TASK INSTRUCTIONS:
Check each line below for the word "每万辆出行车辆数", and copy those that have it.

SOURCE DATA:
● ● ● ●
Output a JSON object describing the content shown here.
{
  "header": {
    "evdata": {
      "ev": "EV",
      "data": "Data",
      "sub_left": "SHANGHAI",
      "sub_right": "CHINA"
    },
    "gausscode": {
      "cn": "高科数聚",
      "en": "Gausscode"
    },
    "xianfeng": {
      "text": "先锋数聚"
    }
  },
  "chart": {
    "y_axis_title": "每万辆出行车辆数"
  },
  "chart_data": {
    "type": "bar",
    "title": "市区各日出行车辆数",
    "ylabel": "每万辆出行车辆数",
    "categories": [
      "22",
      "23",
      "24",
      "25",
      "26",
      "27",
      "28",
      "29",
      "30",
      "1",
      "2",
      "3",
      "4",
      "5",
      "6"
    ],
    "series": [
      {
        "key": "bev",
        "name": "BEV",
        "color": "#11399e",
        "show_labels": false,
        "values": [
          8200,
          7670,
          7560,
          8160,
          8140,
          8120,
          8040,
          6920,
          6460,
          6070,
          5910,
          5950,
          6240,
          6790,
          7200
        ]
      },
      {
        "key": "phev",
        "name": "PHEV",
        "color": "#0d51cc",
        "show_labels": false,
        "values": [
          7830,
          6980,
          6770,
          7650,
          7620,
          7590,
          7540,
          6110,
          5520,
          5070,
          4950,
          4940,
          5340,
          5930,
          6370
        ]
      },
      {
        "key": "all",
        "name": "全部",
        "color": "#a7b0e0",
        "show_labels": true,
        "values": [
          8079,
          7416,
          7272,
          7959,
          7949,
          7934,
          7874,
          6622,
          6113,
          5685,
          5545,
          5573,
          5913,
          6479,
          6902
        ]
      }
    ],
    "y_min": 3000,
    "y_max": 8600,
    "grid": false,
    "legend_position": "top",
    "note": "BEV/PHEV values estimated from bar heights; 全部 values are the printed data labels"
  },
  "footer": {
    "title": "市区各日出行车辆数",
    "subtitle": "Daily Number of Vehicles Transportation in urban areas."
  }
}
● ● ● ●
SOLUTION TO THIS EXERCISE:
    "y_axis_title": "每万辆出行车辆数"
    "ylabel": "每万辆出行车辆数",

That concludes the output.